Input rows
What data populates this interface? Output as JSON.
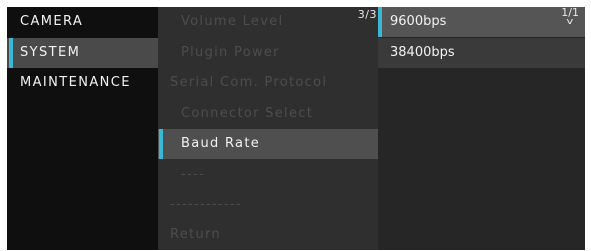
{
  "categories": [
    {
      "label": "CAMERA"
    },
    {
      "label": "SYSTEM"
    },
    {
      "label": "MAINTENANCE"
    }
  ],
  "submenu": {
    "page": "3/3",
    "items": [
      {
        "label": "Volume Level"
      },
      {
        "label": "Plugin Power"
      },
      {
        "label": "Serial Com. Protocol"
      },
      {
        "label": "Connector Select"
      },
      {
        "label": "Baud Rate"
      },
      {
        "label": "----"
      },
      {
        "label": "------------"
      },
      {
        "label": "Return"
      }
    ]
  },
  "options": {
    "page": "1/1",
    "items": [
      {
        "label": "9600bps"
      },
      {
        "label": "38400bps"
      }
    ]
  },
  "colors": {
    "accent": "#39b9d6"
  },
  "icons": {
    "scroll": "chevron-down-icon"
  }
}
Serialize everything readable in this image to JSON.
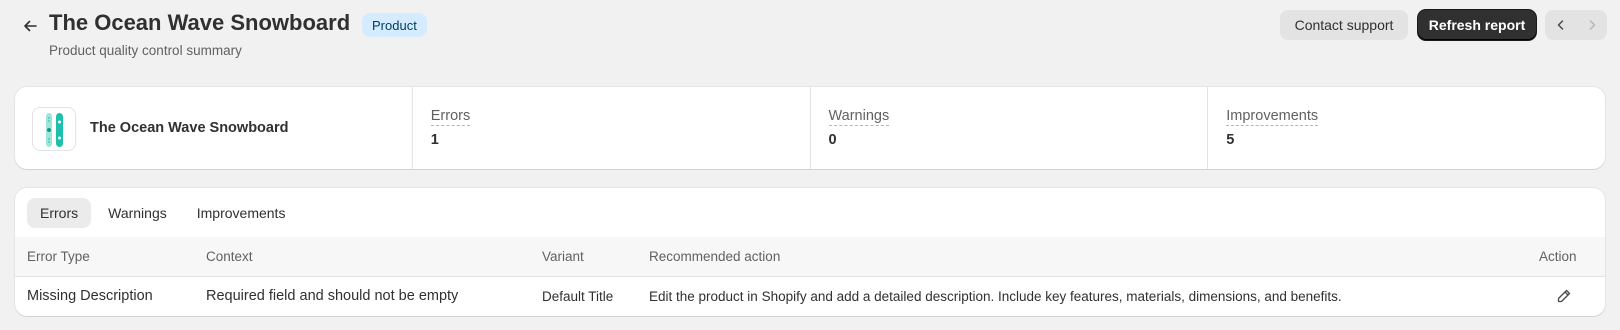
{
  "header": {
    "title": "The Ocean Wave Snowboard",
    "badge": "Product",
    "subtitle": "Product quality control summary",
    "contact_support_label": "Contact support",
    "refresh_report_label": "Refresh report",
    "icons": {
      "back": "arrow-left-icon",
      "prev": "chevron-left-icon",
      "next": "chevron-right-icon"
    }
  },
  "summary": {
    "product_name": "The Ocean Wave Snowboard",
    "metrics": [
      {
        "label": "Errors",
        "value": "1"
      },
      {
        "label": "Warnings",
        "value": "0"
      },
      {
        "label": "Improvements",
        "value": "5"
      }
    ]
  },
  "tabs": [
    {
      "label": "Errors",
      "active": true
    },
    {
      "label": "Warnings",
      "active": false
    },
    {
      "label": "Improvements",
      "active": false
    }
  ],
  "table": {
    "columns": [
      "Error Type",
      "Context",
      "Variant",
      "Recommended action",
      "Action"
    ],
    "rows": [
      {
        "error_type": "Missing Description",
        "context": "Required field and should not be empty",
        "variant": "Default Title",
        "recommended_action": "Edit the product in Shopify and add a detailed description. Include key features, materials, dimensions, and benefits.",
        "action_icon": "pencil-edit-icon"
      }
    ]
  },
  "colors": {
    "background": "#f1f1f1",
    "card": "#ffffff",
    "badge_bg": "#d5ebff",
    "primary_button": "#303030"
  }
}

What is asked
Output the records above exactly; leave out the pictures.

Result of the task
What data populates this interface? Output as JSON.
{
  "categories": [
    {
      "label": "CAMERA"
    },
    {
      "label": "SYSTEM"
    },
    {
      "label": "MAINTENANCE"
    }
  ],
  "submenu": {
    "page": "3/3",
    "items": [
      {
        "label": "Volume Level"
      },
      {
        "label": "Plugin Power"
      },
      {
        "label": "Serial Com. Protocol"
      },
      {
        "label": "Connector Select"
      },
      {
        "label": "Baud Rate"
      },
      {
        "label": "----"
      },
      {
        "label": "------------"
      },
      {
        "label": "Return"
      }
    ]
  },
  "options": {
    "page": "1/1",
    "items": [
      {
        "label": "9600bps"
      },
      {
        "label": "38400bps"
      }
    ]
  },
  "colors": {
    "accent": "#39b9d6"
  },
  "icons": {
    "scroll": "chevron-down-icon"
  }
}
Serialize everything readable in this image to JSON.
{
  "header": {
    "title": "The Ocean Wave Snowboard",
    "badge": "Product",
    "subtitle": "Product quality control summary",
    "contact_support_label": "Contact support",
    "refresh_report_label": "Refresh report",
    "icons": {
      "back": "arrow-left-icon",
      "prev": "chevron-left-icon",
      "next": "chevron-right-icon"
    }
  },
  "summary": {
    "product_name": "The Ocean Wave Snowboard",
    "metrics": [
      {
        "label": "Errors",
        "value": "1"
      },
      {
        "label": "Warnings",
        "value": "0"
      },
      {
        "label": "Improvements",
        "value": "5"
      }
    ]
  },
  "tabs": [
    {
      "label": "Errors",
      "active": true
    },
    {
      "label": "Warnings",
      "active": false
    },
    {
      "label": "Improvements",
      "active": false
    }
  ],
  "table": {
    "columns": [
      "Error Type",
      "Context",
      "Variant",
      "Recommended action",
      "Action"
    ],
    "rows": [
      {
        "error_type": "Missing Description",
        "context": "Required field and should not be empty",
        "variant": "Default Title",
        "recommended_action": "Edit the product in Shopify and add a detailed description. Include key features, materials, dimensions, and benefits.",
        "action_icon": "pencil-edit-icon"
      }
    ]
  },
  "colors": {
    "background": "#f1f1f1",
    "card": "#ffffff",
    "badge_bg": "#d5ebff",
    "primary_button": "#303030"
  }
}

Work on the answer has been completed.